WORK TO COMPLETE.
Output an exact reproduction of the data.

SOURCE DATA.
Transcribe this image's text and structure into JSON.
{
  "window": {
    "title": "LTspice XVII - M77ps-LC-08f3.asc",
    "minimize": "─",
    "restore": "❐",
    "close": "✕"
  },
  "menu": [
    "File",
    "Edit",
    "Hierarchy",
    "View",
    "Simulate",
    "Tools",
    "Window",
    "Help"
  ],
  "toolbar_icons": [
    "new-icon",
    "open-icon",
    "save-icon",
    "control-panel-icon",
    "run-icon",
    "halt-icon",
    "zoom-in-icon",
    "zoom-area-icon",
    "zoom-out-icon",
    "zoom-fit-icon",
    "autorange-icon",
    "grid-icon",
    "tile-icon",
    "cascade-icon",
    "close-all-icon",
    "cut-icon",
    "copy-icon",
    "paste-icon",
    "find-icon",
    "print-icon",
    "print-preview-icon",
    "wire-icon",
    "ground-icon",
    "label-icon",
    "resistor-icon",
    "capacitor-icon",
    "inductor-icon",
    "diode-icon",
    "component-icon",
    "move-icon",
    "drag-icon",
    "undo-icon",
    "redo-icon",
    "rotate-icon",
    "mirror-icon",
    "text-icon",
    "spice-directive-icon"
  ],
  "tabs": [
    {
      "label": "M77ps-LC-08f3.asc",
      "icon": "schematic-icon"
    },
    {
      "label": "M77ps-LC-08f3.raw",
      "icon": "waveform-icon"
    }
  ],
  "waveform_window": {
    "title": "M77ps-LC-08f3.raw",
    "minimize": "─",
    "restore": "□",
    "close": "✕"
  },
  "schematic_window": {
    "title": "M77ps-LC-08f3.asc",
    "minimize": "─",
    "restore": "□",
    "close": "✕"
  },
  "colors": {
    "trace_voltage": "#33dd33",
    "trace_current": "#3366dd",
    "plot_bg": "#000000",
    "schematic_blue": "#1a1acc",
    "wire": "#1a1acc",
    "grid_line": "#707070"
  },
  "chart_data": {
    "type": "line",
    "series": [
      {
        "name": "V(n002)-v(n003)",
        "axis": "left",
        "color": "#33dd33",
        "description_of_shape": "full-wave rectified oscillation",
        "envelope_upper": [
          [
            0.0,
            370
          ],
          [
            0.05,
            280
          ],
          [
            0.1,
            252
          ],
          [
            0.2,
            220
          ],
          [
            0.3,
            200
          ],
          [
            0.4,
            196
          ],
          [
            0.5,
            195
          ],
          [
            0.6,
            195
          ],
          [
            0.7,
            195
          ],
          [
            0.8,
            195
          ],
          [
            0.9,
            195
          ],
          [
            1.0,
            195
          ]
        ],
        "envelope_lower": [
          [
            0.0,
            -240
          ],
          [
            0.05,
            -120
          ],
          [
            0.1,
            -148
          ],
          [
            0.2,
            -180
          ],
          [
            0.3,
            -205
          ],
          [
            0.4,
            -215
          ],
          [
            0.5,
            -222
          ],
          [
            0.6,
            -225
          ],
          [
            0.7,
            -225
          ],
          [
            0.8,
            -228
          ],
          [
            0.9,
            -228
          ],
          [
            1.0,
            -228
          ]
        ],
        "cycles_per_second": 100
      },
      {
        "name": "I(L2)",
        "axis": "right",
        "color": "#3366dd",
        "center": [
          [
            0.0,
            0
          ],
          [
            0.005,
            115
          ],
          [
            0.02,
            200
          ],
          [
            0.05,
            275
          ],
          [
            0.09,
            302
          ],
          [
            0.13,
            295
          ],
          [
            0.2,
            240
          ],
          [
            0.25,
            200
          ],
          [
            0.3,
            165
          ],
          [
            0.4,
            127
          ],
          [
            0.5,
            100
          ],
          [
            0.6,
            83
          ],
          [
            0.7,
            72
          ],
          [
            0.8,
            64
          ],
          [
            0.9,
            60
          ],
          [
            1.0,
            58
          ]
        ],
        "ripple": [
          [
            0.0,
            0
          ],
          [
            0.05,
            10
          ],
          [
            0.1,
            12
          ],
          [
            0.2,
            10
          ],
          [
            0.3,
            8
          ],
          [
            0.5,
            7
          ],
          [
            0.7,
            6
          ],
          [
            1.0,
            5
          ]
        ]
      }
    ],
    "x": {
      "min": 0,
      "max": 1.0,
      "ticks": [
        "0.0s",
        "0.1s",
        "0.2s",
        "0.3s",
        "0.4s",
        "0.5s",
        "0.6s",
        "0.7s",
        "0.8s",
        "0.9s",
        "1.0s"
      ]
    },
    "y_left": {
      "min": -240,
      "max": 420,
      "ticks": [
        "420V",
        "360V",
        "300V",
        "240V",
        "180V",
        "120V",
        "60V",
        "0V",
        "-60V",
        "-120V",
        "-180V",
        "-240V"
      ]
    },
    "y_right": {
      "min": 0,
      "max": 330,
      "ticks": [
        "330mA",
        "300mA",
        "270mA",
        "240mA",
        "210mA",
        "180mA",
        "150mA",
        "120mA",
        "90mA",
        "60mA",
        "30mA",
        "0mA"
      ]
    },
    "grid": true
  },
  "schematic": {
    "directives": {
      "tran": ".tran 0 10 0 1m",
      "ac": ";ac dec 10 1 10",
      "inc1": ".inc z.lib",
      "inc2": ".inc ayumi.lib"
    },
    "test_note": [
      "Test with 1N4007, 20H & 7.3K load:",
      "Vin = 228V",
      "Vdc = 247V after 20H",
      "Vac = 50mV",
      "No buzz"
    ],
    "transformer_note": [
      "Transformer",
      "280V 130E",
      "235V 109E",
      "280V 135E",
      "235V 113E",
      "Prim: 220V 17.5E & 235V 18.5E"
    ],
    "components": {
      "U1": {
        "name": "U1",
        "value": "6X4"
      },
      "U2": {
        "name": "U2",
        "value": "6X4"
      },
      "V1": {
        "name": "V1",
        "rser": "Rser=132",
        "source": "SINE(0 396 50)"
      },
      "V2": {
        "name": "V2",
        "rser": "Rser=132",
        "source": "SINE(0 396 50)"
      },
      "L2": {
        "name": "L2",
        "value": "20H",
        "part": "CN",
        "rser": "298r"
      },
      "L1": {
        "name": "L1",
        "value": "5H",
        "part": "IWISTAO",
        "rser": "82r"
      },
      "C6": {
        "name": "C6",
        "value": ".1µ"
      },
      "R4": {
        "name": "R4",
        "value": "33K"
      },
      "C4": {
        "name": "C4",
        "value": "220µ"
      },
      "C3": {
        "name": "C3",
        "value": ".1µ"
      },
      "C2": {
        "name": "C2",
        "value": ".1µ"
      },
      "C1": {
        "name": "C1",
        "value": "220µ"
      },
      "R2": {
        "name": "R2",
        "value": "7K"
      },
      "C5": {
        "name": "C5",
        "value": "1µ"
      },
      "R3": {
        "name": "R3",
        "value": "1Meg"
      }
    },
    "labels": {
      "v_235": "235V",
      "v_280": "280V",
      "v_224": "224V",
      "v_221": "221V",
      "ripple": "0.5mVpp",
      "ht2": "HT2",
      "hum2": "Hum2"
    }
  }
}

CORRECT RESULT.
Transcribe this image's text and structure into JSON.
{
  "window": {
    "title": "LTspice XVII - M77ps-LC-08f3.asc",
    "minimize": "─",
    "restore": "❐",
    "close": "✕"
  },
  "menu": [
    "File",
    "Edit",
    "Hierarchy",
    "View",
    "Simulate",
    "Tools",
    "Window",
    "Help"
  ],
  "toolbar_icons": [
    "new-icon",
    "open-icon",
    "save-icon",
    "control-panel-icon",
    "run-icon",
    "halt-icon",
    "zoom-in-icon",
    "zoom-area-icon",
    "zoom-out-icon",
    "zoom-fit-icon",
    "autorange-icon",
    "grid-icon",
    "tile-icon",
    "cascade-icon",
    "close-all-icon",
    "cut-icon",
    "copy-icon",
    "paste-icon",
    "find-icon",
    "print-icon",
    "print-preview-icon",
    "wire-icon",
    "ground-icon",
    "label-icon",
    "resistor-icon",
    "capacitor-icon",
    "inductor-icon",
    "diode-icon",
    "component-icon",
    "move-icon",
    "drag-icon",
    "undo-icon",
    "redo-icon",
    "rotate-icon",
    "mirror-icon",
    "text-icon",
    "spice-directive-icon"
  ],
  "tabs": [
    {
      "label": "M77ps-LC-08f3.asc",
      "icon": "schematic-icon"
    },
    {
      "label": "M77ps-LC-08f3.raw",
      "icon": "waveform-icon"
    }
  ],
  "waveform_window": {
    "title": "M77ps-LC-08f3.raw",
    "minimize": "─",
    "restore": "□",
    "close": "✕"
  },
  "schematic_window": {
    "title": "M77ps-LC-08f3.asc",
    "minimize": "─",
    "restore": "□",
    "close": "✕"
  },
  "colors": {
    "trace_voltage": "#33dd33",
    "trace_current": "#3366dd",
    "plot_bg": "#000000",
    "schematic_blue": "#1a1acc",
    "wire": "#1a1acc",
    "grid_line": "#707070"
  },
  "chart_data": {
    "type": "line",
    "series": [
      {
        "name": "V(n002)-v(n003)",
        "axis": "left",
        "color": "#33dd33",
        "description_of_shape": "full-wave rectified oscillation",
        "envelope_upper": [
          [
            0.0,
            370
          ],
          [
            0.05,
            280
          ],
          [
            0.1,
            252
          ],
          [
            0.2,
            220
          ],
          [
            0.3,
            200
          ],
          [
            0.4,
            196
          ],
          [
            0.5,
            195
          ],
          [
            0.6,
            195
          ],
          [
            0.7,
            195
          ],
          [
            0.8,
            195
          ],
          [
            0.9,
            195
          ],
          [
            1.0,
            195
          ]
        ],
        "envelope_lower": [
          [
            0.0,
            -240
          ],
          [
            0.05,
            -120
          ],
          [
            0.1,
            -148
          ],
          [
            0.2,
            -180
          ],
          [
            0.3,
            -205
          ],
          [
            0.4,
            -215
          ],
          [
            0.5,
            -222
          ],
          [
            0.6,
            -225
          ],
          [
            0.7,
            -225
          ],
          [
            0.8,
            -228
          ],
          [
            0.9,
            -228
          ],
          [
            1.0,
            -228
          ]
        ],
        "cycles_per_second": 100
      },
      {
        "name": "I(L2)",
        "axis": "right",
        "color": "#3366dd",
        "center": [
          [
            0.0,
            0
          ],
          [
            0.005,
            115
          ],
          [
            0.02,
            200
          ],
          [
            0.05,
            275
          ],
          [
            0.09,
            302
          ],
          [
            0.13,
            295
          ],
          [
            0.2,
            240
          ],
          [
            0.25,
            200
          ],
          [
            0.3,
            165
          ],
          [
            0.4,
            127
          ],
          [
            0.5,
            100
          ],
          [
            0.6,
            83
          ],
          [
            0.7,
            72
          ],
          [
            0.8,
            64
          ],
          [
            0.9,
            60
          ],
          [
            1.0,
            58
          ]
        ],
        "ripple": [
          [
            0.0,
            0
          ],
          [
            0.05,
            10
          ],
          [
            0.1,
            12
          ],
          [
            0.2,
            10
          ],
          [
            0.3,
            8
          ],
          [
            0.5,
            7
          ],
          [
            0.7,
            6
          ],
          [
            1.0,
            5
          ]
        ]
      }
    ],
    "x": {
      "min": 0,
      "max": 1.0,
      "ticks": [
        "0.0s",
        "0.1s",
        "0.2s",
        "0.3s",
        "0.4s",
        "0.5s",
        "0.6s",
        "0.7s",
        "0.8s",
        "0.9s",
        "1.0s"
      ]
    },
    "y_left": {
      "min": -240,
      "max": 420,
      "ticks": [
        "420V",
        "360V",
        "300V",
        "240V",
        "180V",
        "120V",
        "60V",
        "0V",
        "-60V",
        "-120V",
        "-180V",
        "-240V"
      ]
    },
    "y_right": {
      "min": 0,
      "max": 330,
      "ticks": [
        "330mA",
        "300mA",
        "270mA",
        "240mA",
        "210mA",
        "180mA",
        "150mA",
        "120mA",
        "90mA",
        "60mA",
        "30mA",
        "0mA"
      ]
    },
    "grid": true
  },
  "schematic": {
    "directives": {
      "tran": ".tran 0 10 0 1m",
      "ac": ";ac dec 10 1 10",
      "inc1": ".inc z.lib",
      "inc2": ".inc ayumi.lib"
    },
    "test_note": [
      "Test with 1N4007, 20H & 7.3K load:",
      "Vin = 228V",
      "Vdc = 247V after 20H",
      "Vac = 50mV",
      "No buzz"
    ],
    "transformer_note": [
      "Transformer",
      "280V 130E",
      "235V 109E",
      "280V 135E",
      "235V 113E",
      "Prim: 220V 17.5E & 235V 18.5E"
    ],
    "components": {
      "U1": {
        "name": "U1",
        "value": "6X4"
      },
      "U2": {
        "name": "U2",
        "value": "6X4"
      },
      "V1": {
        "name": "V1",
        "rser": "Rser=132",
        "source": "SINE(0 396 50)"
      },
      "V2": {
        "name": "V2",
        "rser": "Rser=132",
        "source": "SINE(0 396 50)"
      },
      "L2": {
        "name": "L2",
        "value": "20H",
        "part": "CN",
        "rser": "298r"
      },
      "L1": {
        "name": "L1",
        "value": "5H",
        "part": "IWISTAO",
        "rser": "82r"
      },
      "C6": {
        "name": "C6",
        "value": ".1µ"
      },
      "R4": {
        "name": "R4",
        "value": "33K"
      },
      "C4": {
        "name": "C4",
        "value": "220µ"
      },
      "C3": {
        "name": "C3",
        "value": ".1µ"
      },
      "C2": {
        "name": "C2",
        "value": ".1µ"
      },
      "C1": {
        "name": "C1",
        "value": "220µ"
      },
      "R2": {
        "name": "R2",
        "value": "7K"
      },
      "C5": {
        "name": "C5",
        "value": "1µ"
      },
      "R3": {
        "name": "R3",
        "value": "1Meg"
      }
    },
    "labels": {
      "v_235": "235V",
      "v_280": "280V",
      "v_224": "224V",
      "v_221": "221V",
      "ripple": "0.5mVpp",
      "ht2": "HT2",
      "hum2": "Hum2"
    }
  }
}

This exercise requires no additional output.